▶ **INPUT RECORDS**:
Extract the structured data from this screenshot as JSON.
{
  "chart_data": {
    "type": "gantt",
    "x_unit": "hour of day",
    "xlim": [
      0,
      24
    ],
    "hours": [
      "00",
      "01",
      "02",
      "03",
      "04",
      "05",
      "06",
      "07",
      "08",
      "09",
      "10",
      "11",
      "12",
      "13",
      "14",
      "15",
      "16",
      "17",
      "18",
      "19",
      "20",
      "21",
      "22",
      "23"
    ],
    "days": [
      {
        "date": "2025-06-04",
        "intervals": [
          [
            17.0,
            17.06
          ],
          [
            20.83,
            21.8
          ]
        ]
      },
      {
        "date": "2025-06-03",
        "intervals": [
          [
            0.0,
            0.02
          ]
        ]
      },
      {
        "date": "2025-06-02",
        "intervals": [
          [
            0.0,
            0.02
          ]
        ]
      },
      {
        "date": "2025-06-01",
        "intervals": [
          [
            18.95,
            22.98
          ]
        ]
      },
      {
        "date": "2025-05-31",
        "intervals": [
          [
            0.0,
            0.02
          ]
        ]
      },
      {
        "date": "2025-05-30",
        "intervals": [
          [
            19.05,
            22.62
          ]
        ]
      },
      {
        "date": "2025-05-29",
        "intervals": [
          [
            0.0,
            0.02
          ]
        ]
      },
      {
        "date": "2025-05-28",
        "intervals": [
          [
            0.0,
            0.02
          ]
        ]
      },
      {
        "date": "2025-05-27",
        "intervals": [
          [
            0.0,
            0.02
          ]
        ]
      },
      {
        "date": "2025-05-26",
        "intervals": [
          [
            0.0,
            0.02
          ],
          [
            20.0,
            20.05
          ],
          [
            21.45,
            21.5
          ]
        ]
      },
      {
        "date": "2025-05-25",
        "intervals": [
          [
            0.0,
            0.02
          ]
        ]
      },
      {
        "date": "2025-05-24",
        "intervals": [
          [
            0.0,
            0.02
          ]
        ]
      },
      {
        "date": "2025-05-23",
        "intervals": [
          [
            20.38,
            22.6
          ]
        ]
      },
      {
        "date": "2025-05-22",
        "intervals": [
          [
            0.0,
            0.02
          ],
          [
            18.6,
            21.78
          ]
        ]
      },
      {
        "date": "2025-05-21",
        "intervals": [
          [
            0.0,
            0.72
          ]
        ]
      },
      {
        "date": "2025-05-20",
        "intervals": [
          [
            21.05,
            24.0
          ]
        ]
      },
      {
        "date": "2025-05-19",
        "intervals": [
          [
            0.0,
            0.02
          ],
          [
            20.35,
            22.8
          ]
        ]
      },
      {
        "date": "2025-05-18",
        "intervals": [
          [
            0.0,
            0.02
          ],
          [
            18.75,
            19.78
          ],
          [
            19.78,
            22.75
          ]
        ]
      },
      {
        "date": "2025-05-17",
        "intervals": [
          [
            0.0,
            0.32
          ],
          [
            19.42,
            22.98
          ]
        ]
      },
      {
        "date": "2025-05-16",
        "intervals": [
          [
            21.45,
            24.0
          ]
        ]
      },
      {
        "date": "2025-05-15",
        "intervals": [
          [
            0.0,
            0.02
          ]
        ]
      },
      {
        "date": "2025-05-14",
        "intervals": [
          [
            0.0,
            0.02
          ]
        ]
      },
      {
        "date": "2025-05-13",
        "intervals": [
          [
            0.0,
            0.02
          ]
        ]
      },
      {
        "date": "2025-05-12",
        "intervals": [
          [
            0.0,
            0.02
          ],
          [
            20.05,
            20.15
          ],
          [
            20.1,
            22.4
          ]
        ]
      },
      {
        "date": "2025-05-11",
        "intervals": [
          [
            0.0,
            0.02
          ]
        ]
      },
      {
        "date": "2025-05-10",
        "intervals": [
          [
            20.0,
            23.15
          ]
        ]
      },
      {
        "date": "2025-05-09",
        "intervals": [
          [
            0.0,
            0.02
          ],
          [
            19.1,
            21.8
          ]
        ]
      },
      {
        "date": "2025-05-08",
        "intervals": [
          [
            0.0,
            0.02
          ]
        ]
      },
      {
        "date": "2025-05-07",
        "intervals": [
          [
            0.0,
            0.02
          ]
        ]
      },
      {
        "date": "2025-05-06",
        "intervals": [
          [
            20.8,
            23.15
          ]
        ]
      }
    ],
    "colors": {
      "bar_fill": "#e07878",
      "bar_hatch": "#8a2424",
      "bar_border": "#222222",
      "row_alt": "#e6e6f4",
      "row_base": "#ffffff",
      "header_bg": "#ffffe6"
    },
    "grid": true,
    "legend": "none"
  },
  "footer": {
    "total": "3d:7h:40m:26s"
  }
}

▶ **TO DO**: Retype all of the material above with every character intact.

▶ **COMPLETED EXERCISE**:
Extract the structured data from this screenshot as JSON.
{
  "chart_data": {
    "type": "gantt",
    "x_unit": "hour of day",
    "xlim": [
      0,
      24
    ],
    "hours": [
      "00",
      "01",
      "02",
      "03",
      "04",
      "05",
      "06",
      "07",
      "08",
      "09",
      "10",
      "11",
      "12",
      "13",
      "14",
      "15",
      "16",
      "17",
      "18",
      "19",
      "20",
      "21",
      "22",
      "23"
    ],
    "days": [
      {
        "date": "2025-06-04",
        "intervals": [
          [
            17.0,
            17.06
          ],
          [
            20.83,
            21.8
          ]
        ]
      },
      {
        "date": "2025-06-03",
        "intervals": [
          [
            0.0,
            0.02
          ]
        ]
      },
      {
        "date": "2025-06-02",
        "intervals": [
          [
            0.0,
            0.02
          ]
        ]
      },
      {
        "date": "2025-06-01",
        "intervals": [
          [
            18.95,
            22.98
          ]
        ]
      },
      {
        "date": "2025-05-31",
        "intervals": [
          [
            0.0,
            0.02
          ]
        ]
      },
      {
        "date": "2025-05-30",
        "intervals": [
          [
            19.05,
            22.62
          ]
        ]
      },
      {
        "date": "2025-05-29",
        "intervals": [
          [
            0.0,
            0.02
          ]
        ]
      },
      {
        "date": "2025-05-28",
        "intervals": [
          [
            0.0,
            0.02
          ]
        ]
      },
      {
        "date": "2025-05-27",
        "intervals": [
          [
            0.0,
            0.02
          ]
        ]
      },
      {
        "date": "2025-05-26",
        "intervals": [
          [
            0.0,
            0.02
          ],
          [
            20.0,
            20.05
          ],
          [
            21.45,
            21.5
          ]
        ]
      },
      {
        "date": "2025-05-25",
        "intervals": [
          [
            0.0,
            0.02
          ]
        ]
      },
      {
        "date": "2025-05-24",
        "intervals": [
          [
            0.0,
            0.02
          ]
        ]
      },
      {
        "date": "2025-05-23",
        "intervals": [
          [
            20.38,
            22.6
          ]
        ]
      },
      {
        "date": "2025-05-22",
        "intervals": [
          [
            0.0,
            0.02
          ],
          [
            18.6,
            21.78
          ]
        ]
      },
      {
        "date": "2025-05-21",
        "intervals": [
          [
            0.0,
            0.72
          ]
        ]
      },
      {
        "date": "2025-05-20",
        "intervals": [
          [
            21.05,
            24.0
          ]
        ]
      },
      {
        "date": "2025-05-19",
        "intervals": [
          [
            0.0,
            0.02
          ],
          [
            20.35,
            22.8
          ]
        ]
      },
      {
        "date": "2025-05-18",
        "intervals": [
          [
            0.0,
            0.02
          ],
          [
            18.75,
            19.78
          ],
          [
            19.78,
            22.75
          ]
        ]
      },
      {
        "date": "2025-05-17",
        "intervals": [
          [
            0.0,
            0.32
          ],
          [
            19.42,
            22.98
          ]
        ]
      },
      {
        "date": "2025-05-16",
        "intervals": [
          [
            21.45,
            24.0
          ]
        ]
      },
      {
        "date": "2025-05-15",
        "intervals": [
          [
            0.0,
            0.02
          ]
        ]
      },
      {
        "date": "2025-05-14",
        "intervals": [
          [
            0.0,
            0.02
          ]
        ]
      },
      {
        "date": "2025-05-13",
        "intervals": [
          [
            0.0,
            0.02
          ]
        ]
      },
      {
        "date": "2025-05-12",
        "intervals": [
          [
            0.0,
            0.02
          ],
          [
            20.05,
            20.15
          ],
          [
            20.1,
            22.4
          ]
        ]
      },
      {
        "date": "2025-05-11",
        "intervals": [
          [
            0.0,
            0.02
          ]
        ]
      },
      {
        "date": "2025-05-10",
        "intervals": [
          [
            20.0,
            23.15
          ]
        ]
      },
      {
        "date": "2025-05-09",
        "intervals": [
          [
            0.0,
            0.02
          ],
          [
            19.1,
            21.8
          ]
        ]
      },
      {
        "date": "2025-05-08",
        "intervals": [
          [
            0.0,
            0.02
          ]
        ]
      },
      {
        "date": "2025-05-07",
        "intervals": [
          [
            0.0,
            0.02
          ]
        ]
      },
      {
        "date": "2025-05-06",
        "intervals": [
          [
            20.8,
            23.15
          ]
        ]
      }
    ],
    "colors": {
      "bar_fill": "#e07878",
      "bar_hatch": "#8a2424",
      "bar_border": "#222222",
      "row_alt": "#e6e6f4",
      "row_base": "#ffffff",
      "header_bg": "#ffffe6"
    },
    "grid": true,
    "legend": "none"
  },
  "footer": {
    "total": "3d:7h:40m:26s"
  }
}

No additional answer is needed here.